§ Instructions for the task:
Find each line with the word "JSON" and copy it.

___

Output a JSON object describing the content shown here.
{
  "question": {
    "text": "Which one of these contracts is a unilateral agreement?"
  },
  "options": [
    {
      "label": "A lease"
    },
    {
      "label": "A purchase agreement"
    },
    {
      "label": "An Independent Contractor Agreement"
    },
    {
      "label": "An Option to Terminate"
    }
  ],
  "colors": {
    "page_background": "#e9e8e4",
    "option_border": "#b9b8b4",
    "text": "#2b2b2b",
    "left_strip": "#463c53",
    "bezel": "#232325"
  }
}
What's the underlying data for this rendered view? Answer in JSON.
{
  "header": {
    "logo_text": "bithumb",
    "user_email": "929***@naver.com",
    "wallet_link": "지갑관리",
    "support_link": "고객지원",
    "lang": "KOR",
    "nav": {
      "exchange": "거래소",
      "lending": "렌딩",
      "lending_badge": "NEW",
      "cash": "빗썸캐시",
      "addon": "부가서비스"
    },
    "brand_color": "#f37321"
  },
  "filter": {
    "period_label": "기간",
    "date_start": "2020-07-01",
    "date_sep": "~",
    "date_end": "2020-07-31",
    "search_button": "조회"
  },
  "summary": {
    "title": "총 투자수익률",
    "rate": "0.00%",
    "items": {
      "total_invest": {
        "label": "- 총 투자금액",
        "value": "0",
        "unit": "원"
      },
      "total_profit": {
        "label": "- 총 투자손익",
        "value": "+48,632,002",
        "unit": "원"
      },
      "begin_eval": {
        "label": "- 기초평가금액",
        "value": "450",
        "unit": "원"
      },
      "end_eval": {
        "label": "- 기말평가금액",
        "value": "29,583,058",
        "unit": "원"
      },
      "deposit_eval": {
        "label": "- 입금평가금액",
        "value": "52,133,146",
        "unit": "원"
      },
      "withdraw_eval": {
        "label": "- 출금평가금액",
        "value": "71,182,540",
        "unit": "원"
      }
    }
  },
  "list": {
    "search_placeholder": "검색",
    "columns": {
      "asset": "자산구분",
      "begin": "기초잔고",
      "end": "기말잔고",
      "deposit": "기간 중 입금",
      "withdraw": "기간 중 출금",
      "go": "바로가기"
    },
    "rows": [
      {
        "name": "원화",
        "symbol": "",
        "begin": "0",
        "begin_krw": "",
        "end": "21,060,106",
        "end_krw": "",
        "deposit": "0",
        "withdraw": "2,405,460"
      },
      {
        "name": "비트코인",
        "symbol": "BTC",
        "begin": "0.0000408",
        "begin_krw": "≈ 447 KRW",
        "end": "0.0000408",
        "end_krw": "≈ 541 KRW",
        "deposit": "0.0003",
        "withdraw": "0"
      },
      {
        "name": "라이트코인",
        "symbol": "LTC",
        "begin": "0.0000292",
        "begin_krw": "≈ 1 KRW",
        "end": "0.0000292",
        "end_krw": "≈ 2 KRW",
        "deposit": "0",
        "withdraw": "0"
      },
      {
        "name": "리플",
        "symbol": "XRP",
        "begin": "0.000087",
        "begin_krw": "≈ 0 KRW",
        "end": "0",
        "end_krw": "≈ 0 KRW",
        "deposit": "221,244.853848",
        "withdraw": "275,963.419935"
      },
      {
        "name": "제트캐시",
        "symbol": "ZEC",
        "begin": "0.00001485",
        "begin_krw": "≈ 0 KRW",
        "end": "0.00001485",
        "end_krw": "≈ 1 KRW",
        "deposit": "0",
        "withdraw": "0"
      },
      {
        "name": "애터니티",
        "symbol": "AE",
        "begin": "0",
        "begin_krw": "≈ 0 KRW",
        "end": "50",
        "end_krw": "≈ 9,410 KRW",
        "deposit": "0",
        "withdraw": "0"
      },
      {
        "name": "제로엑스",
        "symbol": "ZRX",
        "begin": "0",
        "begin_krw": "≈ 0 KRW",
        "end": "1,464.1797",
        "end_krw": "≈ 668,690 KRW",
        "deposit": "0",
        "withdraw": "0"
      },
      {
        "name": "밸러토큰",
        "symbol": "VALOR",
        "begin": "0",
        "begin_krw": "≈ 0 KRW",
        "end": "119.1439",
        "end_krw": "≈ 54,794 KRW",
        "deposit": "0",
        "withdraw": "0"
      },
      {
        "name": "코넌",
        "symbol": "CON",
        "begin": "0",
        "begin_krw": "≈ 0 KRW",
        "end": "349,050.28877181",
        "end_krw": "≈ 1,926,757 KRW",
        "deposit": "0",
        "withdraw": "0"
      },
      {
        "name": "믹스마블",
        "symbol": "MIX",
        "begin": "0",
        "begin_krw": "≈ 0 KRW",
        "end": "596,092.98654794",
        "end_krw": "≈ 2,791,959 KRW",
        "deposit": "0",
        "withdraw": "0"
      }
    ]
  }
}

___

§ Solution to this problem:
Output a JSON object describing the content shown here.
What's the underlying data for this rendered view? Answer in JSON.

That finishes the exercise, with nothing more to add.